| Written instruction |
Return the listing below unchanged, minus its pictures.

-- Begin Information supplied --

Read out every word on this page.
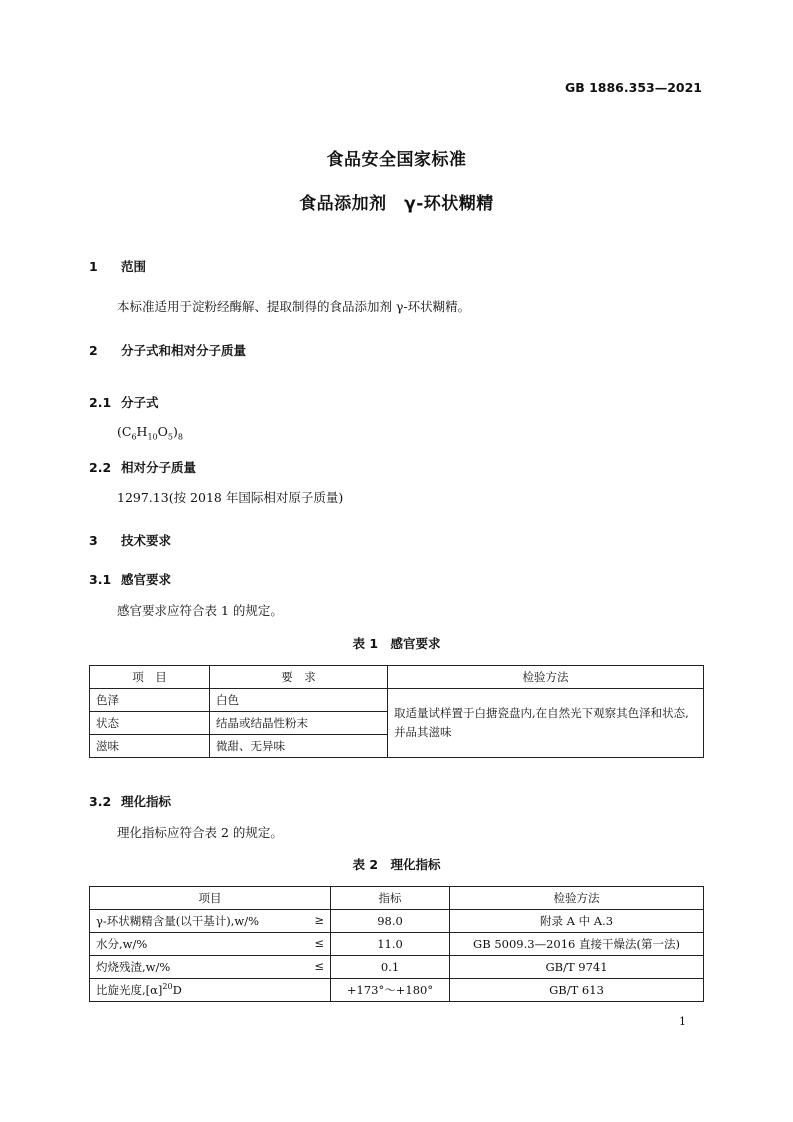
GB 1886.353—2021
食品安全国家标准
食品添加剂　γ-环状糊精
1 范围
本标准适用于淀粉经酶解、提取制得的食品添加剂 γ-环状糊精。
2 分子式和相对分子质量
2.1 分子式
$(C_6H_{10}O_5)_8$
2.2 相对分子质量
1297.13(按 2018 年国际相对原子质量)
3 技术要求
3.1 感官要求
感官要求应符合表 1 的规定。
表 1　感官要求
项　目	要　求	检验方法
色泽	白色	取适量试样置于白搪瓷盘内,在自然光下观察其色泽和状态,并品其滋味
状态	结晶或结晶性粉末	
滋味	微甜、无异味	
3.2 理化指标
理化指标应符合表 2 的规定。
表 2　理化指标
项目	指标	检验方法
γ-环状糊精含量(以干基计),w/% ≥	98.0	附录 A 中 A.3
水分,w/% ≤	11.0	GB 5009.3—2016 直接干燥法(第一法)
灼烧残渣,w/% ≤	0.1	GB/T 9741
比旋光度$,[\alpha]^{20}D$	+173°～+180°	GB/T 613
1
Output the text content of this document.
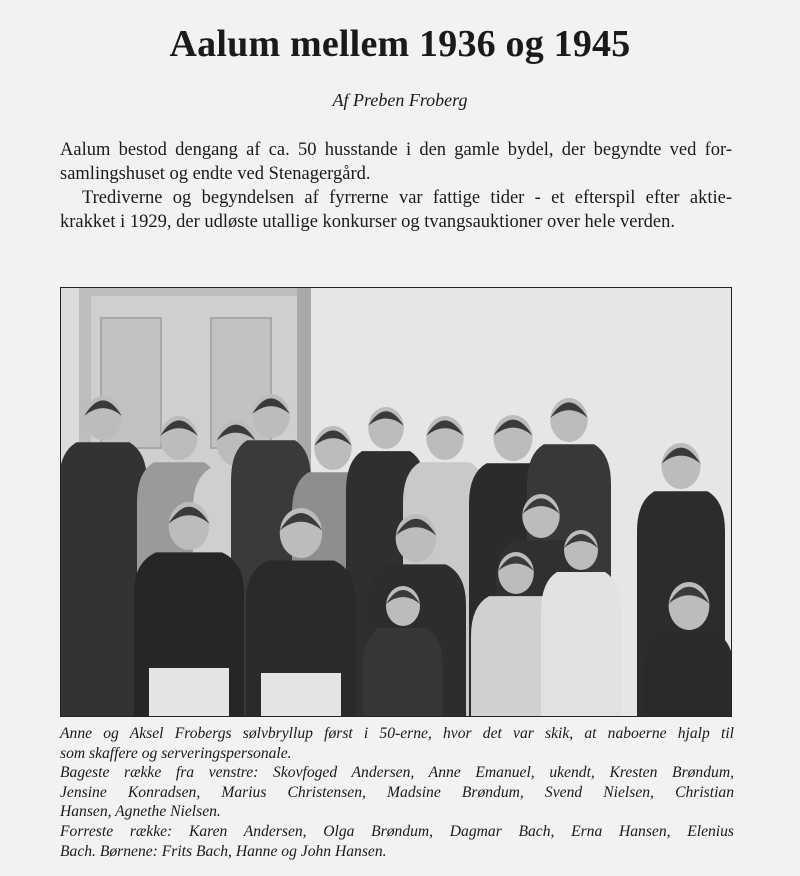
Aalum mellem 1936 og 1945
Af Preben Froberg

Aalum bestod dengang af ca. 50 husstande i den gamle bydel, der begyndte ved for-
samlingshuset og endte ved Stenagergård.

Trediverne og begyndelsen af fyrrerne var fattige tider - et efterspil efter aktie-
krakket i 1929, der udløste utallige konkurser og tvangsauktioner over hele verden.

Anne og Aksel Frobergs sølvbryllup først i 50-erne, hvor det var skik, at naboerne hjalp til
som skaffere og serveringspersonale.
Bageste række fra venstre: Skovfoged Andersen, Anne Emanuel, ukendt, Kresten Brøndum,
Jensine Konradsen, Marius Christensen, Madsine Brøndum, Svend Nielsen, Christian
Hansen, Agnethe Nielsen.
Forreste række: Karen Andersen, Olga Brøndum, Dagmar Bach, Erna Hansen, Elenius
Bach. Børnene: Frits Bach, Hanne og John Hansen.
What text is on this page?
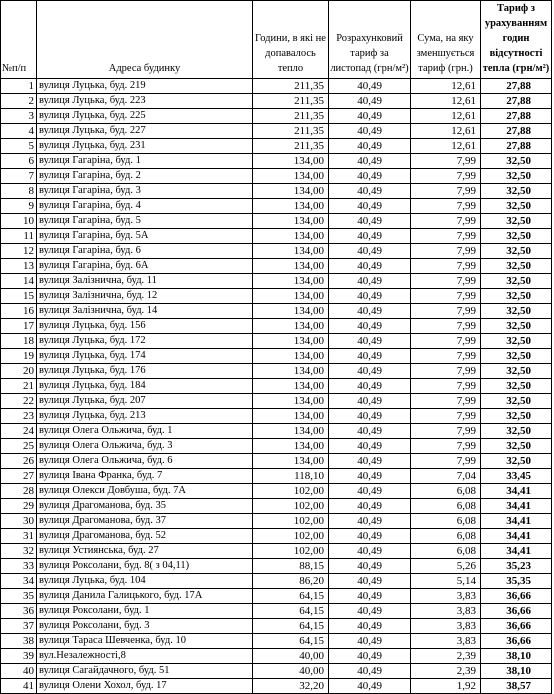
№п/п	Адреса будинку	Години, в які не допавалось тепло	Розрахунковий тариф за листопад (грн/м²)	Сума, на яку зменшується тариф (грн.)	Тариф з урахуванням годин відсутності тепла (грн/м²)
1	вулиця Луцька, буд. 219	211,35	40,49	12,61	27,88
2	вулиця Луцька, буд. 223	211,35	40,49	12,61	27,88
3	вулиця Луцька, буд. 225	211,35	40,49	12,61	27,88
4	вулиця Луцька, буд. 227	211,35	40,49	12,61	27,88
5	вулиця Луцька, буд. 231	211,35	40,49	12,61	27,88
6	вулиця Гагаріна, буд. 1	134,00	40,49	7,99	32,50
7	вулиця Гагаріна, буд. 2	134,00	40,49	7,99	32,50
8	вулиця Гагаріна, буд. 3	134,00	40,49	7,99	32,50
9	вулиця Гагаріна, буд. 4	134,00	40,49	7,99	32,50
10	вулиця Гагаріна, буд. 5	134,00	40,49	7,99	32,50
11	вулиця Гагаріна, буд. 5А	134,00	40,49	7,99	32,50
12	вулиця Гагаріна, буд. 6	134,00	40,49	7,99	32,50
13	вулиця Гагаріна, буд. 6А	134,00	40,49	7,99	32,50
14	вулиця Залізнична, буд. 11	134,00	40,49	7,99	32,50
15	вулиця Залізнична, буд. 12	134,00	40,49	7,99	32,50
16	вулиця Залізнична, буд. 14	134,00	40,49	7,99	32,50
17	вулиця Луцька, буд. 156	134,00	40,49	7,99	32,50
18	вулиця Луцька, буд. 172	134,00	40,49	7,99	32,50
19	вулиця Луцька, буд. 174	134,00	40,49	7,99	32,50
20	вулиця Луцька, буд. 176	134,00	40,49	7,99	32,50
21	вулиця Луцька, буд. 184	134,00	40,49	7,99	32,50
22	вулиця Луцька, буд. 207	134,00	40,49	7,99	32,50
23	вулиця Луцька, буд. 213	134,00	40,49	7,99	32,50
24	вулиця Олега Ольжича, буд. 1	134,00	40,49	7,99	32,50
25	вулиця Олега Ольжича, буд. 3	134,00	40,49	7,99	32,50
26	вулиця Олега Ольжича, буд. 6	134,00	40,49	7,99	32,50
27	вулиця Івана Франка, буд. 7	118,10	40,49	7,04	33,45
28	вулиця Олекси Довбуша, буд. 7А	102,00	40,49	6,08	34,41
29	вулиця Драгоманова, буд. 35	102,00	40,49	6,08	34,41
30	вулиця Драгоманова, буд. 37	102,00	40,49	6,08	34,41
31	вулиця Драгоманова, буд. 52	102,00	40,49	6,08	34,41
32	вулиця Устиянська, буд. 27	102,00	40,49	6,08	34,41
33	вулиця Роксолани, буд. 8( з 04,11)	88,15	40,49	5,26	35,23
34	вулиця Луцька, буд. 104	86,20	40,49	5,14	35,35
35	вулиця Данила Галицького, буд. 17А	64,15	40,49	3,83	36,66
36	вулиця Роксолани, буд. 1	64,15	40,49	3,83	36,66
37	вулиця Роксолани, буд. 3	64,15	40,49	3,83	36,66
38	вулиця Тараса Шевченка, буд. 10	64,15	40,49	3,83	36,66
39	вул.Незалежності,8	40,00	40,49	2,39	38,10
40	вулиця Сагайдачного, буд. 51	40,00	40,49	2,39	38,10
41	вулиця Олени Хохол, буд. 17	32,20	40,49	1,92	38,57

-- End Information supplied --

| Completed task |
Read out every word on this page.
GB 1886.353—2021
食品安全国家标准
食品添加剂　γ-环状糊精
1 范围
本标准适用于淀粉经酶解、提取制得的食品添加剂 γ-环状糊精。
2 分子式和相对分子质量
2.1 分子式
$(C_6H_{10}O_5)_8$
2.2 相对分子质量
1297.13(按 2018 年国际相对原子质量)
3 技术要求
3.1 感官要求
感官要求应符合表 1 的规定。
表 1　感官要求
项　目	要　求	检验方法
色泽	白色	取适量试样置于白搪瓷盘内,在自然光下观察其色泽和状态,并品其滋味
状态	结晶或结晶性粉末	
滋味	微甜、无异味	
3.2 理化指标
理化指标应符合表 2 的规定。
表 2　理化指标
项目	指标	检验方法
γ-环状糊精含量(以干基计),w/% ≥	98.0	附录 A 中 A.3
水分,w/% ≤	11.0	GB 5009.3—2016 直接干燥法(第一法)
灼烧残渣,w/% ≤	0.1	GB/T 9741
比旋光度$,[\alpha]^{20}D$	+173°～+180°	GB/T 613
1
Output the text content of this document.
Aalum mellem 1936 og 1945
Af Preben Froberg

Aalum bestod dengang af ca. 50 husstande i den gamle bydel, der begyndte ved for-
samlingshuset og endte ved Stenagergård.

Trediverne og begyndelsen af fyrrerne var fattige tider - et efterspil efter aktie-
krakket i 1929, der udløste utallige konkurser og tvangsauktioner over hele verden.

Anne og Aksel Frobergs sølvbryllup først i 50-erne, hvor det var skik, at naboerne hjalp til
som skaffere og serveringspersonale.
Bageste række fra venstre: Skovfoged Andersen, Anne Emanuel, ukendt, Kresten Brøndum,
Jensine Konradsen, Marius Christensen, Madsine Brøndum, Svend Nielsen, Christian
Hansen, Agnethe Nielsen.
Forreste række: Karen Andersen, Olga Brøndum, Dagmar Bach, Erna Hansen, Elenius
Bach. Børnene: Frits Bach, Hanne og John Hansen.
What text is on this page?
№п/п	Адреса будинку	Години, в які не допавалось тепло	Розрахунковий тариф за листопад (грн/м²)	Сума, на яку зменшується тариф (грн.)	Тариф з урахуванням годин відсутності тепла (грн/м²)
1	вулиця Луцька, буд. 219	211,35	40,49	12,61	27,88
2	вулиця Луцька, буд. 223	211,35	40,49	12,61	27,88
3	вулиця Луцька, буд. 225	211,35	40,49	12,61	27,88
4	вулиця Луцька, буд. 227	211,35	40,49	12,61	27,88
5	вулиця Луцька, буд. 231	211,35	40,49	12,61	27,88
6	вулиця Гагаріна, буд. 1	134,00	40,49	7,99	32,50
7	вулиця Гагаріна, буд. 2	134,00	40,49	7,99	32,50
8	вулиця Гагаріна, буд. 3	134,00	40,49	7,99	32,50
9	вулиця Гагаріна, буд. 4	134,00	40,49	7,99	32,50
10	вулиця Гагаріна, буд. 5	134,00	40,49	7,99	32,50
11	вулиця Гагаріна, буд. 5А	134,00	40,49	7,99	32,50
12	вулиця Гагаріна, буд. 6	134,00	40,49	7,99	32,50
13	вулиця Гагаріна, буд. 6А	134,00	40,49	7,99	32,50
14	вулиця Залізнична, буд. 11	134,00	40,49	7,99	32,50
15	вулиця Залізнична, буд. 12	134,00	40,49	7,99	32,50
16	вулиця Залізнична, буд. 14	134,00	40,49	7,99	32,50
17	вулиця Луцька, буд. 156	134,00	40,49	7,99	32,50
18	вулиця Луцька, буд. 172	134,00	40,49	7,99	32,50
19	вулиця Луцька, буд. 174	134,00	40,49	7,99	32,50
20	вулиця Луцька, буд. 176	134,00	40,49	7,99	32,50
21	вулиця Луцька, буд. 184	134,00	40,49	7,99	32,50
22	вулиця Луцька, буд. 207	134,00	40,49	7,99	32,50
23	вулиця Луцька, буд. 213	134,00	40,49	7,99	32,50
24	вулиця Олега Ольжича, буд. 1	134,00	40,49	7,99	32,50
25	вулиця Олега Ольжича, буд. 3	134,00	40,49	7,99	32,50
26	вулиця Олега Ольжича, буд. 6	134,00	40,49	7,99	32,50
27	вулиця Івана Франка, буд. 7	118,10	40,49	7,04	33,45
28	вулиця Олекси Довбуша, буд. 7А	102,00	40,49	6,08	34,41
29	вулиця Драгоманова, буд. 35	102,00	40,49	6,08	34,41
30	вулиця Драгоманова, буд. 37	102,00	40,49	6,08	34,41
31	вулиця Драгоманова, буд. 52	102,00	40,49	6,08	34,41
32	вулиця Устиянська, буд. 27	102,00	40,49	6,08	34,41
33	вулиця Роксолани, буд. 8( з 04,11)	88,15	40,49	5,26	35,23
34	вулиця Луцька, буд. 104	86,20	40,49	5,14	35,35
35	вулиця Данила Галицького, буд. 17А	64,15	40,49	3,83	36,66
36	вулиця Роксолани, буд. 1	64,15	40,49	3,83	36,66
37	вулиця Роксолани, буд. 3	64,15	40,49	3,83	36,66
38	вулиця Тараса Шевченка, буд. 10	64,15	40,49	3,83	36,66
39	вул.Незалежності,8	40,00	40,49	2,39	38,10
40	вулиця Сагайдачного, буд. 51	40,00	40,49	2,39	38,10
41	вулиця Олени Хохол, буд. 17	32,20	40,49	1,92	38,57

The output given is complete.